[DIRECTION] Gather all lines in the data that hold the string "Anzahl".
#####
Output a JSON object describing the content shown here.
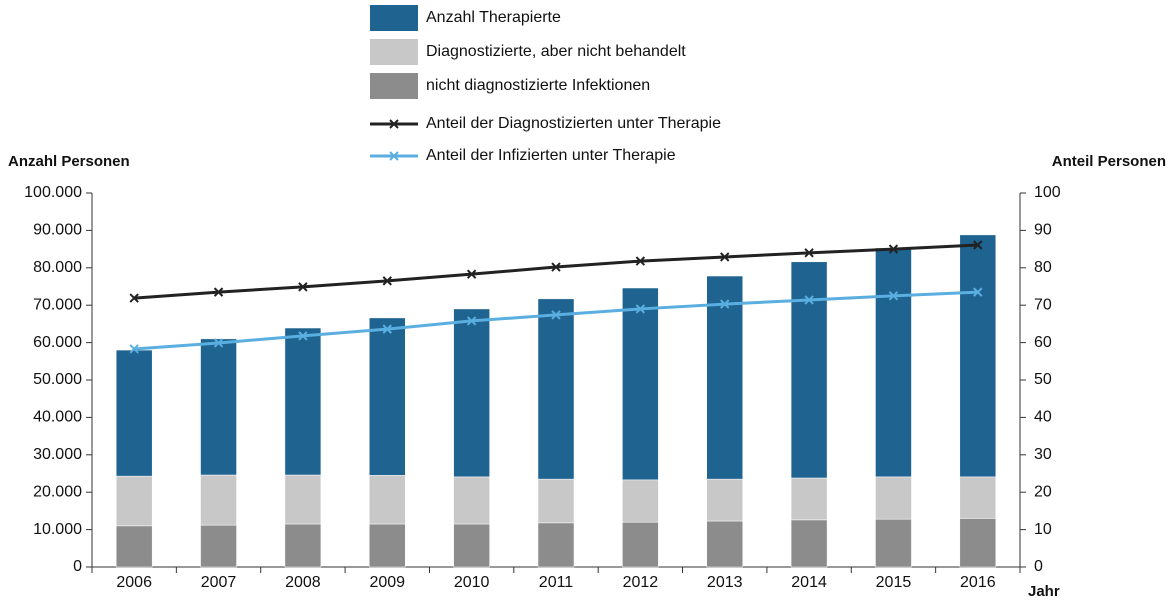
{
  "chart_data": {
    "type": "bar",
    "stacked": true,
    "y_label": "Anzahl Personen",
    "y2_label": "Anteil Personen",
    "x_label": "Jahr",
    "categories": [
      "2006",
      "2007",
      "2008",
      "2009",
      "2010",
      "2011",
      "2012",
      "2013",
      "2014",
      "2015",
      "2016"
    ],
    "series": [
      {
        "name": "Anzahl Therapierte",
        "type": "bar",
        "color": "#1f6390",
        "values": [
          33.7,
          36.4,
          39.3,
          42.1,
          44.9,
          48.2,
          51.3,
          54.3,
          57.8,
          61.2,
          64.7
        ]
      },
      {
        "name": "Diagnostizierte, aber nicht behandelt",
        "type": "bar",
        "color": "#c8c8c8",
        "values": [
          13.3,
          13.4,
          13.1,
          13.0,
          12.6,
          11.7,
          11.3,
          11.2,
          11.2,
          11.3,
          11.1
        ]
      },
      {
        "name": "nicht diagnostizierte Infektionen",
        "type": "bar",
        "color": "#8c8c8c",
        "values": [
          11.0,
          11.2,
          11.5,
          11.5,
          11.5,
          11.8,
          12.0,
          12.3,
          12.6,
          12.8,
          13.0
        ]
      },
      {
        "name": "Anteil der Diagnostizierten unter Therapie",
        "type": "line",
        "axis": "y2",
        "color": "#222222",
        "values": [
          71.9,
          73.5,
          74.9,
          76.5,
          78.3,
          80.2,
          81.8,
          82.9,
          84.0,
          85.0,
          86.1
        ]
      },
      {
        "name": "Anteil der Infizierten unter Therapie",
        "type": "line",
        "axis": "y2",
        "color": "#5aaee0",
        "values": [
          58.3,
          59.9,
          61.8,
          63.6,
          65.8,
          67.4,
          69.0,
          70.3,
          71.4,
          72.5,
          73.5
        ]
      }
    ],
    "ylim": [
      0,
      100
    ],
    "yticks": [
      0,
      {
        "value": 10,
        "label": "10.000"
      },
      {
        "value": 20,
        "label": "20.000"
      },
      {
        "value": 30,
        "label": "30.000"
      },
      {
        "value": 40,
        "label": "40.000"
      },
      {
        "value": 50,
        "label": "50.000"
      },
      {
        "value": 60,
        "label": "60.000"
      },
      {
        "value": 70,
        "label": "70.000"
      },
      {
        "value": 80,
        "label": "80.000"
      },
      {
        "value": 90,
        "label": "90.000"
      },
      {
        "value": 100,
        "label": "100.000"
      }
    ],
    "y2lim": [
      0,
      100
    ],
    "y2ticks": [
      0,
      10,
      20,
      30,
      40,
      50,
      60,
      70,
      80,
      90,
      100
    ]
  }
}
#####
[COMPLETE OUTPUT]
    "y_label": "Anzahl Personen",
        "name": "Anzahl Therapierte",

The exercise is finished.